Alıntı:
###

Edebiyat Cadıları serisi ikinci dalyasını yaptı ve yirminci sayısına ulaştı. Seriye başlarken istediğim tek şey vardı: Okuduğum romanlar, öyküler arasında beni en fazla heyecanlandıran farklı, yaratıcı, tuhaf, cesur ve yenilikçi eserler hakkında gönlümce ve özgürce yorumlar yapabilmek. Bu isteğimi Edebiyat Haber sayesinde hayata geçirebildiğim için pek mutluyum. Ancak seriye başlar başlamaz fark ettim ki sadece yazdıklarıyla değil yaşadıklarıyla da sıra dışı insanlar benim yazarlarım. Dönemlerinin çok ötesinde düşünen, hisseden, üreten ve yaşayan rengârenk yazarlar. Bu sebepten onlara ‘Edebiyat Cadıları’ ismini verdim ve şöyle tanımladım: Süpürge yerine kalemini kullanan, sözcükleri nefesiyle havalandıran, başkasının kanını değil kendi kanını akıta akıta yazan bilgeler.
Bu bölümde, yazdıkları ve yaşadıklarıyla bu cadıların (belki) en sıra dışısı olan Anais Nin’den bahsetmenin sevincini yaşıyorum. Diğer edebiyat cadıları gibi Anais Nin de kendine verili, biçili, sunulu hayatı reddedenlerden. Fakat o bir adım daha ileri giderek birden fazla hayatları, tek bir yaşama sığdırmayı başarmış. Kendine sürekli yeni kabuklar inşa edip onları yeni bir elbise giyer gibi geçirmiş üstüne. Durağanlığın kusursuz dehşetinde yaşamak değil cehennem ateşlerinde kavrulup yanmak istemiş. Romanının ve belki de hayatının başkahramanı Henry Miller ise onun kundakçısı, bedenini ve beynini yakıp yıkan dâhisi olmuş. İkisi de sıradan mutluluktan değil çelişkiden, karmaşadan ve acının hazzından beslenmişler. Dünyayla kesintisiz bir iletişim halinde olmak değil amaçları, o karmaşık şölen masasının başında hiç doymamak üzere oturup oburca yiyip içebilmek.
Edebiyatın en Erotik cadısı Anais Nin’in tutku dolu romanı Henry ve June’dan önce, onun ilginç ve renkli hayatından bahsetmemek olmaz. 1903 yılında Paris’te doğmuş yazarımız. Babası Kübalı, annesi ise Fransız Danimarkalı bir melez. Baba müzisyen, anne şarkıcı. Bu yüzden Anais’in çocukluğu Avrupa’nın çeşitli bölgelerinde geçmiş. Babası onları bir başka kadın için terk edince hayatları alt üst olmuş -ki günlüklerinde apaçık görünüyor. Bu zamansız terk edişin ardından annesi onu ve iki erkek kardeşini alıp Amerika’ya yerleşmiş. Burada ressamlara modellik etmiş Anais. İlk evliliğini 1923 yılında, yirmi yaşındayken bankacı Hugh Parker ile yapmış. 1955-1966 yılları arasında ise -Hugh Parker’le evliyken- ikinci izdivacını gerçekleştirmiş! Anais’in bu gizli ikili yaşamı 1966’da ortaya çıkmış ama cadımız ölümüne kadar Rubert Pole ile ilişkisini sürdürmüş. Yazarımızın karmaşık aşk hayatı salt ikisiyle sınırlı kalmamış elbet. Yeniyetme dönemlerinden beri hayallerini süsleyen bir sürü aşığı, sevgilisi, cinsel ve beyinsel tutkularını sınırsız yaşayabildiği ilişkileri olmuş.

###

Veri Kümesi İçeriği:
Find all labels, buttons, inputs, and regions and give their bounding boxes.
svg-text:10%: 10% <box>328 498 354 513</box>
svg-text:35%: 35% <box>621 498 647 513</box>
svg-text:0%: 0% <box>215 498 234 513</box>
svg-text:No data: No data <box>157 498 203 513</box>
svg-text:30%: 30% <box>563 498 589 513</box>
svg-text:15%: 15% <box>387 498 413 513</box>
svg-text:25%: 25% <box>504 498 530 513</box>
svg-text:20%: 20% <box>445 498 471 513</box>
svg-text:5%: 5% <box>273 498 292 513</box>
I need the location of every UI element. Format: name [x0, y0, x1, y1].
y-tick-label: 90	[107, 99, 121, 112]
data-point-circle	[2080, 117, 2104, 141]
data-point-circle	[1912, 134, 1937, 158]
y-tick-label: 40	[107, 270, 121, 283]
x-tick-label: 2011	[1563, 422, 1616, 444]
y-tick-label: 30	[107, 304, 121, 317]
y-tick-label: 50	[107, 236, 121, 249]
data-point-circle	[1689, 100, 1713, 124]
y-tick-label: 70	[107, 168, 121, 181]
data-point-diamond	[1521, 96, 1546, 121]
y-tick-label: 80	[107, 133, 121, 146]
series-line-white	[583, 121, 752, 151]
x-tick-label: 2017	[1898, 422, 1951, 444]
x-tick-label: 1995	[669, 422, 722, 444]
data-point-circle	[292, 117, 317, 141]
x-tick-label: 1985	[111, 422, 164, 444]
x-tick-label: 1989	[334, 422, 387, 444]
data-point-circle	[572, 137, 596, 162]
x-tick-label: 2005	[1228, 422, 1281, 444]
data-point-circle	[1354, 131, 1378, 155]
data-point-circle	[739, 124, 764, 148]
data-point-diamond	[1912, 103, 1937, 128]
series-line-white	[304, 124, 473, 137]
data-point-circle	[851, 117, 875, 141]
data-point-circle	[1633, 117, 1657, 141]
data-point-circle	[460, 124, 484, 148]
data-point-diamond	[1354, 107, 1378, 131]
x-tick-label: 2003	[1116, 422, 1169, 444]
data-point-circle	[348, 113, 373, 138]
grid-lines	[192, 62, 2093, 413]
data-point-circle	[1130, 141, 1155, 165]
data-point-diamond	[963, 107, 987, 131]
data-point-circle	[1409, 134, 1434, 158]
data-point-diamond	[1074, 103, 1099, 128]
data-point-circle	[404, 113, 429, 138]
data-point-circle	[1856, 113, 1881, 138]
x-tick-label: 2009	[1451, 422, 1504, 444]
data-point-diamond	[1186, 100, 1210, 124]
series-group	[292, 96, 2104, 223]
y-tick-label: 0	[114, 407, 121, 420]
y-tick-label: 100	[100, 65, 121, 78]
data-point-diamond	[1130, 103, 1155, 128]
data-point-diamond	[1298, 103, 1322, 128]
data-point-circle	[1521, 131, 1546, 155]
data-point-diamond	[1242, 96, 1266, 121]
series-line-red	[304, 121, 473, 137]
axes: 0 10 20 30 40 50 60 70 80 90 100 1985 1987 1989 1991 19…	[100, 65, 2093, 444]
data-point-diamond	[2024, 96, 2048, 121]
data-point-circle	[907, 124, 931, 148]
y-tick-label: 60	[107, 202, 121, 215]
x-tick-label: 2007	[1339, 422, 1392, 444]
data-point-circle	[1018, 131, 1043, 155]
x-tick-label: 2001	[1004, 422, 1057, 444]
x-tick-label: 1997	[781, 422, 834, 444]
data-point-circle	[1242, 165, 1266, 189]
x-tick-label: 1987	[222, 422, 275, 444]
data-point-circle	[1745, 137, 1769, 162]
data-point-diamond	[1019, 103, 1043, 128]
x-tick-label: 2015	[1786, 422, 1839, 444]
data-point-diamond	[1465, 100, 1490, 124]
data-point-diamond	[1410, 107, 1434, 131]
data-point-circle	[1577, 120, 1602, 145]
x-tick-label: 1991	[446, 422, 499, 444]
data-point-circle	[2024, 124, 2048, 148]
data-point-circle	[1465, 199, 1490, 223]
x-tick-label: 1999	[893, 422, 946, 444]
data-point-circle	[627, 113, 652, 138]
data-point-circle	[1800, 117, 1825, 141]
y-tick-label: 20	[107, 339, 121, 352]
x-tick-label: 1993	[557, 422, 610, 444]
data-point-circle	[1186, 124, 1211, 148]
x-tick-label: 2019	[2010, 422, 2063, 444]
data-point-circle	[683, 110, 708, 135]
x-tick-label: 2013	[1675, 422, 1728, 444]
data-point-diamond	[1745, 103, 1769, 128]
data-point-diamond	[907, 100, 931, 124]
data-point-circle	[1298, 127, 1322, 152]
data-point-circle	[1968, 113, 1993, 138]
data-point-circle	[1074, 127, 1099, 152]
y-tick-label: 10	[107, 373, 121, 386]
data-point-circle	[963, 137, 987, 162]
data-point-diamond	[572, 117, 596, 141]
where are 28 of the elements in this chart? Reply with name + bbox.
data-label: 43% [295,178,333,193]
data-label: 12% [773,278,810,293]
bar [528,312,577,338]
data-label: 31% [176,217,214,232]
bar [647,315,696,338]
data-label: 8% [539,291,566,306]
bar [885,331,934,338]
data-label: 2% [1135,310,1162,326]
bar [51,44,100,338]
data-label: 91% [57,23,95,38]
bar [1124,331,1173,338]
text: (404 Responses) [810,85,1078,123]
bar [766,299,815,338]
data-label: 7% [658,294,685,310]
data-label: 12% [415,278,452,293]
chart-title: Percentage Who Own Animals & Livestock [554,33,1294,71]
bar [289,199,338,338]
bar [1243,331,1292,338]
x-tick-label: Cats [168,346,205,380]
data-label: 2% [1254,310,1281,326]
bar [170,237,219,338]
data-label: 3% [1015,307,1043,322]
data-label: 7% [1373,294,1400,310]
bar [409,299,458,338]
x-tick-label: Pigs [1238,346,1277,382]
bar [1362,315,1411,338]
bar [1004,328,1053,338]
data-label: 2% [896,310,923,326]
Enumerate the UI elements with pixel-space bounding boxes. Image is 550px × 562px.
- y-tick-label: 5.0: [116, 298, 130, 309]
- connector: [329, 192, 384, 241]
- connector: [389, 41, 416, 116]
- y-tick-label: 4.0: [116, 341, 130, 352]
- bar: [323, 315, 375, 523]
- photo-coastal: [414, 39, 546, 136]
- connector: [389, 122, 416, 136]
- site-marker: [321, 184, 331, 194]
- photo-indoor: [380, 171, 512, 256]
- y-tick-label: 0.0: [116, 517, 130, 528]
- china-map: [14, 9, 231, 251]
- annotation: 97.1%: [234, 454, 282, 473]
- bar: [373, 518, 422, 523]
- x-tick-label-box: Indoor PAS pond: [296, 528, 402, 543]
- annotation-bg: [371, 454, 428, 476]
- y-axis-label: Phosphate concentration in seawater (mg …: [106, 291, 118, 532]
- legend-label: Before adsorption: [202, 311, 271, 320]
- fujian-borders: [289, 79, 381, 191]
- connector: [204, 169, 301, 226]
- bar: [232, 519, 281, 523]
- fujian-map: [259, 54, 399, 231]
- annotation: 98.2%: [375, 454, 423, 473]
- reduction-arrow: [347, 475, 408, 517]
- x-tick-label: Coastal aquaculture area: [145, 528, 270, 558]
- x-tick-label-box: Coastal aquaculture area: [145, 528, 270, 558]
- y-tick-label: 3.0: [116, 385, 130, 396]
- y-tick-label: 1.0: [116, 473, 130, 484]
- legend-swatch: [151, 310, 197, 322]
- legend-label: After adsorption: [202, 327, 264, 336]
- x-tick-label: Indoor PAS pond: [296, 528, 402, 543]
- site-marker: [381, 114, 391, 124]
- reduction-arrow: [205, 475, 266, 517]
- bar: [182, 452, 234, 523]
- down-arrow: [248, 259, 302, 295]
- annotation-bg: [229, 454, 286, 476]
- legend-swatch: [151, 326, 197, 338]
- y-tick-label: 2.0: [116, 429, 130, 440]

###

Görev Tanımı:
Anais Nin alıntısında "Bu bölümde, yazdıkları" ifadesinden "oburca yiyip içebilmek." ifadesine kadar olan kısmı, "ateşlerinde" sözcüğünü "alevlerinde" olarak değiştirip lütfen yeniden yazın.

Alıştırma Çıktısı:
Bu bölümde, yazdıkları ve yaşadıklarıyla bu cadıların (belki) en sıra dışısı olan Anais Nin’den bahsetmenin sevincini yaşıyorum. Diğer edebiyat cadıları gibi Anais Nin de kendine verili, biçili, sunulu hayatı reddedenlerden. Fakat o bir adım daha ileri giderek birden fazla hayatları, tek bir yaşama sığdırmayı başarmış. Kendine sürekli yeni kabuklar inşa edip onları yeni bir elbise giyer gibi geçirmiş üstüne. Durağanlığın kusursuz dehşetinde yaşamak değil cehennem alevlerinde kavrulup yanmak istemiş. Romanının ve belki de hayatının başkahramanı Henry Miller ise onun kundakçısı, bedenini ve beynini yakıp yıkan dâhisi olmuş. İkisi de sıradan mutluluktan değil çelişkiden, karmaşadan ve acının hazzından beslenmişler. Dünyayla kesintisiz bir iletişim halinde olmak değil amaçları, o karmaşık şölen masasının başında hiç doymamak üzere oturup oburca yiyip içebilmek.